-- BEGIN Dataset entries --

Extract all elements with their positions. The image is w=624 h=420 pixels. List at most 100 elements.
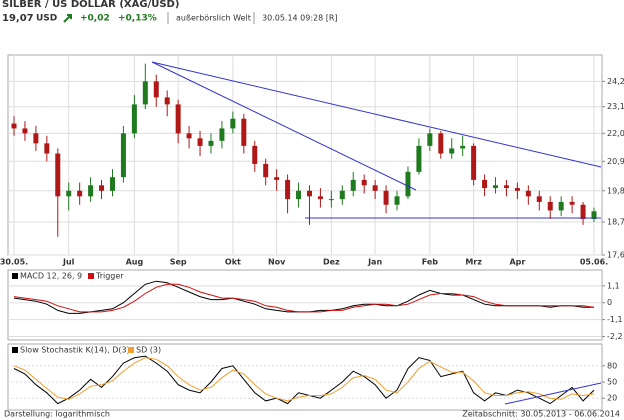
candle-body bbox=[306, 190, 312, 197]
y-tick-label: 20,9 bbox=[607, 157, 624, 166]
panel bbox=[7, 269, 603, 341]
candle-body bbox=[252, 145, 258, 164]
y-tick-label: 50 bbox=[607, 378, 617, 387]
series-line bbox=[13, 283, 595, 313]
candle-body bbox=[383, 190, 389, 205]
candle-body bbox=[296, 190, 302, 200]
series-line bbox=[13, 357, 595, 402]
candle-body bbox=[77, 190, 83, 197]
legend-label: Slow Stochastik K(14), D(3) bbox=[20, 346, 130, 355]
candle-body bbox=[536, 196, 542, 202]
legend-label: Trigger bbox=[95, 272, 124, 281]
candle-body bbox=[350, 179, 356, 191]
candle-body bbox=[449, 148, 455, 154]
candle-body bbox=[405, 171, 411, 197]
price: 19,07 bbox=[2, 13, 34, 24]
candle-body bbox=[547, 201, 553, 211]
series-line bbox=[13, 355, 595, 405]
candle-body bbox=[503, 185, 509, 189]
candle-body bbox=[164, 97, 170, 105]
x-tick-label: Jul bbox=[62, 258, 75, 267]
candle-body bbox=[580, 204, 586, 220]
y-tick-label: 18,7 bbox=[607, 217, 624, 226]
candle-body bbox=[285, 179, 291, 200]
y-tick-label: -1,1 bbox=[607, 315, 623, 324]
y-tick-label: 1,1 bbox=[607, 281, 620, 290]
x-tick-label: Nov bbox=[268, 258, 286, 267]
candle-body bbox=[361, 179, 367, 186]
candle-body bbox=[99, 185, 105, 191]
exchange: außerbörslich Welt bbox=[176, 14, 251, 23]
candle-body bbox=[197, 138, 203, 146]
candle-body bbox=[317, 196, 323, 200]
candle-body bbox=[482, 179, 488, 189]
y-tick-label: 0 bbox=[607, 298, 612, 307]
candle-body bbox=[142, 81, 148, 105]
x-tick-label: Jan bbox=[367, 258, 382, 267]
change-pct: +0,13% bbox=[118, 14, 157, 24]
x-tick-label: Sep bbox=[170, 258, 187, 267]
timestamp: 30.05.14 09:28 [R] bbox=[262, 14, 338, 23]
candle-body bbox=[460, 145, 466, 149]
panel bbox=[7, 343, 603, 411]
trend-lines bbox=[151, 61, 602, 405]
candle-body bbox=[514, 188, 520, 191]
x-tick-label: Dez bbox=[323, 258, 340, 267]
candle-body bbox=[241, 118, 247, 146]
x-tick-label: Mrz bbox=[465, 258, 482, 267]
candle-body bbox=[394, 196, 400, 205]
x-tick-label: Aug bbox=[126, 258, 144, 267]
candle-body bbox=[120, 133, 126, 178]
x-tick-label: 05.06. bbox=[580, 258, 608, 267]
y-tick-label: 17,6 bbox=[607, 251, 624, 260]
x-tick-label: Feb bbox=[422, 258, 439, 267]
y-tick-label: -2,2 bbox=[607, 332, 623, 341]
candle-body bbox=[263, 163, 269, 178]
candle-body bbox=[230, 118, 236, 129]
legend-label: SD (3) bbox=[136, 346, 161, 355]
candle-body bbox=[208, 140, 214, 146]
legend-swatch bbox=[12, 347, 18, 353]
x-tick-label: Okt bbox=[225, 258, 241, 267]
title: SILBER / US DOLLAR (XAG/USD) bbox=[2, 0, 179, 10]
legend-swatch bbox=[88, 273, 94, 279]
candle-body bbox=[493, 185, 499, 189]
change: +0,02 bbox=[80, 14, 110, 24]
candle-body bbox=[44, 143, 50, 154]
x-tick-label: Apr bbox=[509, 258, 525, 267]
candle-body bbox=[55, 153, 61, 197]
candle-body bbox=[88, 185, 94, 197]
candle-body bbox=[558, 201, 564, 211]
trend-line bbox=[151, 61, 417, 191]
candle-body bbox=[66, 190, 72, 197]
candle-body bbox=[339, 190, 345, 200]
footer-display: Darstellung: logarithmisch bbox=[4, 410, 110, 419]
y-tick-label: 19,8 bbox=[607, 186, 624, 195]
candle-body bbox=[328, 199, 334, 201]
panel bbox=[7, 54, 603, 256]
candle-body bbox=[427, 133, 433, 146]
x-tick-label: 30.05. bbox=[0, 258, 28, 267]
y-tick-label: 23,1 bbox=[607, 102, 624, 111]
legend-label: MACD 12, 26, 9 bbox=[20, 272, 82, 281]
candle-body bbox=[22, 128, 28, 134]
trend-line bbox=[504, 382, 602, 405]
y-tick-label: 24,2 bbox=[607, 77, 624, 86]
trend-line bbox=[151, 61, 602, 168]
candle-body bbox=[438, 133, 444, 154]
candle-body bbox=[153, 81, 159, 98]
candle-body bbox=[416, 145, 422, 172]
y-tick-label: 20 bbox=[607, 394, 617, 403]
up-arrow bbox=[63, 14, 72, 23]
plots: 17,6 18,7 19,8 20,9 22,0 23,1 24,2 30.05. Jul Aug… bbox=[0, 54, 624, 411]
candle-body bbox=[471, 145, 477, 180]
footer-period: Zeitabschnitt: 30.05.2013 - 06.06.2014 bbox=[462, 410, 620, 419]
candle-body bbox=[525, 190, 531, 197]
candle-body bbox=[33, 133, 39, 144]
legend-swatch bbox=[128, 347, 134, 353]
candle-body bbox=[569, 201, 575, 205]
legend-swatch bbox=[12, 273, 18, 279]
y-tick-label: 22,0 bbox=[607, 129, 624, 138]
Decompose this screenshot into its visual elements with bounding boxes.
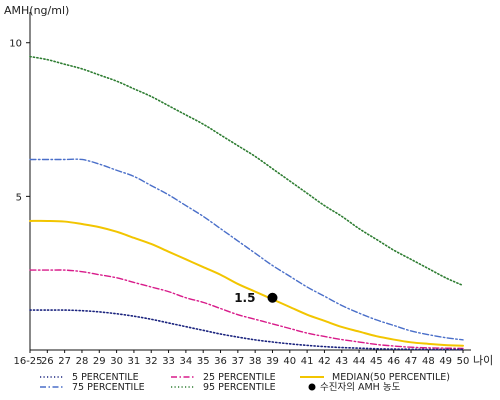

-- END Dataset entries --

● **What to do**
Render the rows from the line containing "candle-body bbox=[306, 190, 312, 197]" through the line containing "candle-body bbox=[296, 190, 302, 200]" as a JSON list of strings, one string per line, with blank lines left out.

● **Correct result**
[
  "candle-body bbox=[306, 190, 312, 197]",
  "y-tick-label: 20,9 bbox=[607, 157, 624, 166]",
  "panel bbox=[7, 269, 603, 341]",
  "candle-body bbox=[252, 145, 258, 164]",
  "y-tick-label: 50 bbox=[607, 378, 617, 387]",
  "series-line bbox=[13, 283, 595, 313]",
  "candle-body bbox=[383, 190, 389, 205]",
  "candle-body bbox=[296, 190, 302, 200]"
]